____ INPUT FOR THIS TASK

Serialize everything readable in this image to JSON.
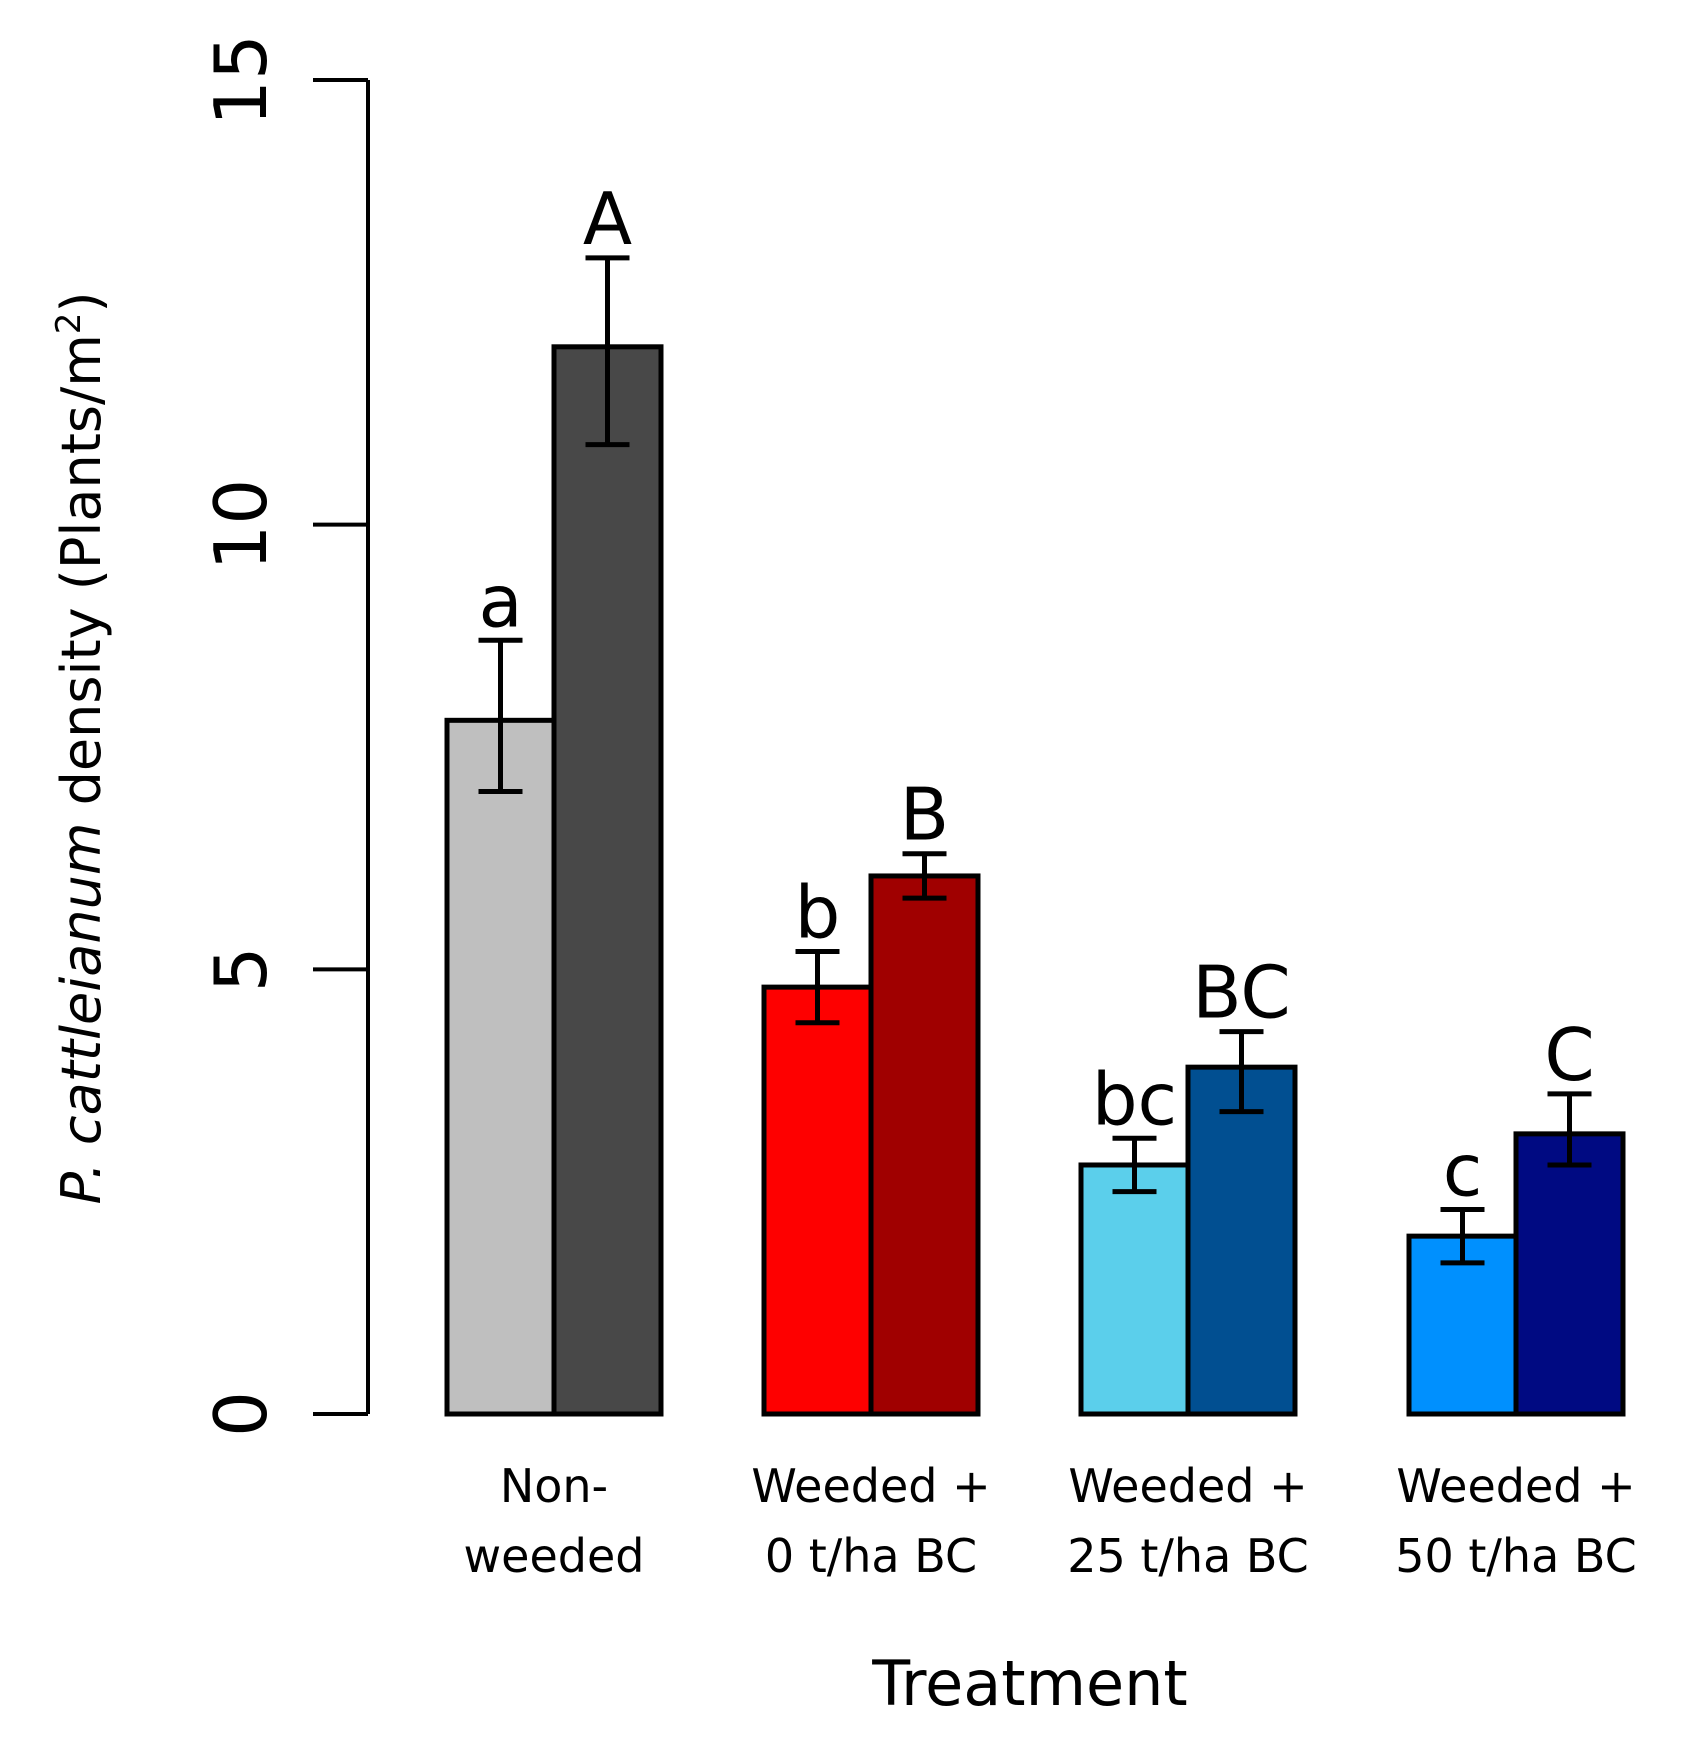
{
  "chart_data": {
    "type": "bar",
    "title": "",
    "xlabel": "Treatment",
    "ylabel": {
      "italic": "P. cattleianum",
      "rest": " density (Plants/m",
      "superscript": "2",
      "close": ")"
    },
    "ylim": [
      0,
      15
    ],
    "yticks": [
      "0",
      "5",
      "10",
      "15"
    ],
    "grid": false,
    "categories": [
      [
        "Non-",
        "weeded"
      ],
      [
        "Weeded +",
        "0 t/ha BC"
      ],
      [
        "Weeded +",
        "25 t/ha BC"
      ],
      [
        "Weeded +",
        "50 t/ha BC"
      ]
    ],
    "bars": [
      {
        "group": 0,
        "value": 7.8,
        "err_low": 7.0,
        "err_high": 8.7,
        "color": "#bfbfbf",
        "sig": "a"
      },
      {
        "group": 0,
        "value": 12.0,
        "err_low": 10.9,
        "err_high": 13.0,
        "color": "#484848",
        "sig": "A"
      },
      {
        "group": 1,
        "value": 4.8,
        "err_low": 4.4,
        "err_high": 5.2,
        "color": "#fe0000",
        "sig": "b"
      },
      {
        "group": 1,
        "value": 6.05,
        "err_low": 5.8,
        "err_high": 6.3,
        "color": "#a00000",
        "sig": "B"
      },
      {
        "group": 2,
        "value": 2.8,
        "err_low": 2.5,
        "err_high": 3.1,
        "color": "#5bcfeb",
        "sig": "bc"
      },
      {
        "group": 2,
        "value": 3.9,
        "err_low": 3.4,
        "err_high": 4.3,
        "color": "#014f91",
        "sig": "BC"
      },
      {
        "group": 3,
        "value": 2.0,
        "err_low": 1.7,
        "err_high": 2.3,
        "color": "#0090fe",
        "sig": "c"
      },
      {
        "group": 3,
        "value": 3.15,
        "err_low": 2.8,
        "err_high": 3.6,
        "color": "#000a82",
        "sig": "C"
      }
    ]
  }
}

________

- _YOUR OBJECTIVE_: Pictures are excluded; repeat every record exactly.

- _CORRECT OUTPUT_:
Serialize everything readable in this image to JSON.
{
  "chart_data": {
    "type": "bar",
    "title": "",
    "xlabel": "Treatment",
    "ylabel": {
      "italic": "P. cattleianum",
      "rest": " density (Plants/m",
      "superscript": "2",
      "close": ")"
    },
    "ylim": [
      0,
      15
    ],
    "yticks": [
      "0",
      "5",
      "10",
      "15"
    ],
    "grid": false,
    "categories": [
      [
        "Non-",
        "weeded"
      ],
      [
        "Weeded +",
        "0 t/ha BC"
      ],
      [
        "Weeded +",
        "25 t/ha BC"
      ],
      [
        "Weeded +",
        "50 t/ha BC"
      ]
    ],
    "bars": [
      {
        "group": 0,
        "value": 7.8,
        "err_low": 7.0,
        "err_high": 8.7,
        "color": "#bfbfbf",
        "sig": "a"
      },
      {
        "group": 0,
        "value": 12.0,
        "err_low": 10.9,
        "err_high": 13.0,
        "color": "#484848",
        "sig": "A"
      },
      {
        "group": 1,
        "value": 4.8,
        "err_low": 4.4,
        "err_high": 5.2,
        "color": "#fe0000",
        "sig": "b"
      },
      {
        "group": 1,
        "value": 6.05,
        "err_low": 5.8,
        "err_high": 6.3,
        "color": "#a00000",
        "sig": "B"
      },
      {
        "group": 2,
        "value": 2.8,
        "err_low": 2.5,
        "err_high": 3.1,
        "color": "#5bcfeb",
        "sig": "bc"
      },
      {
        "group": 2,
        "value": 3.9,
        "err_low": 3.4,
        "err_high": 4.3,
        "color": "#014f91",
        "sig": "BC"
      },
      {
        "group": 3,
        "value": 2.0,
        "err_low": 1.7,
        "err_high": 2.3,
        "color": "#0090fe",
        "sig": "c"
      },
      {
        "group": 3,
        "value": 3.15,
        "err_low": 2.8,
        "err_high": 3.6,
        "color": "#000a82",
        "sig": "C"
      }
    ]
  }
}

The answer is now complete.